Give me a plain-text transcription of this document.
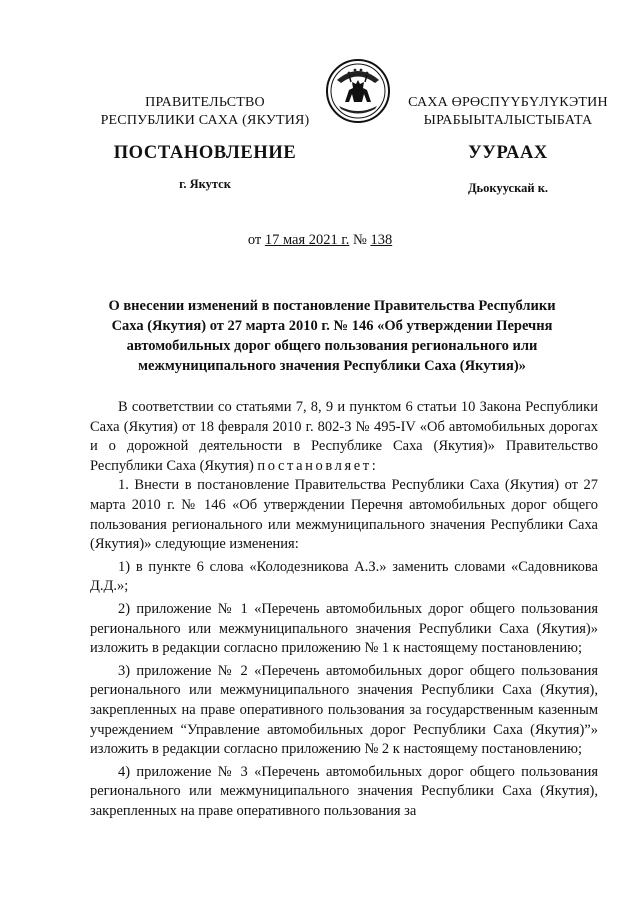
ПРАВИТЕЛЬСТВО
РЕСПУБЛИКИ САХА (ЯКУТИЯ)
САХА ӨРӨСПҮҮБҮЛҮКЭТИН
ЫРАБЫЫТАЛЫСТЫБАТА
ПОСТАНОВЛЕНИЕ	УУРААХ
г. Якутск	Дьокуускай к.
от 17 мая 2021 г. № 138
О внесении изменений в постановление Правительства Республики Саха (Якутия) от 27 марта 2010 г. № 146 «Об утверждении Перечня автомобильных дорог общего пользования регионального или межмуниципального значения Республики Саха (Якутия)»

В соответствии со статьями 7, 8, 9 и пунктом 6 статьи 10 Закона Республики Саха (Якутия) от 18 февраля 2010 г. 802-З № 495-IV «Об автомобильных дорогах и о дорожной деятельности в Республике Саха (Якутия)» Правительство Республики Саха (Якутия) постановляет:

1. Внести в постановление Правительства Республики Саха (Якутия) от 27 марта 2010 г. № 146 «Об утверждении Перечня автомобильных дорог общего пользования регионального или межмуниципального значения Республики Саха (Якутия)» следующие изменения:

1) в пункте 6 слова «Колодезникова А.З.» заменить словами «Садовникова Д.Д.»;

2) приложение № 1 «Перечень автомобильных дорог общего пользования регионального или межмуниципального значения Республики Саха (Якутия)» изложить в редакции согласно приложению № 1 к настоящему постановлению;

3) приложение № 2 «Перечень автомобильных дорог общего пользования регионального или межмуниципального значения Республики Саха (Якутия), закрепленных на праве оперативного пользования за государственным казенным учреждением “Управление автомобильных дорог Республики Саха (Якутия)”» изложить в редакции согласно приложению № 2 к настоящему постановлению;

4) приложение № 3 «Перечень автомобильных дорог общего пользования регионального или межмуниципального значения Республики Саха (Якутия), закрепленных на праве оперативного пользования за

——————————

What needs to be done -
Copy each line above containing the string "праве".

The solution -
3) приложение № 2 «Перечень автомобильных дорог общего пользования регионального или межмуниципального значения Республики Саха (Якутия), закрепленных на праве оперативного пользования за государственным казенным учреждением “Управление автомобильных дорог Республики Саха (Якутия)”» изложить в редакции согласно приложению № 2 к настоящему постановлению;
4) приложение № 3 «Перечень автомобильных дорог общего пользования регионального или межмуниципального значения Республики Саха (Якутия), закрепленных на праве оперативного пользования за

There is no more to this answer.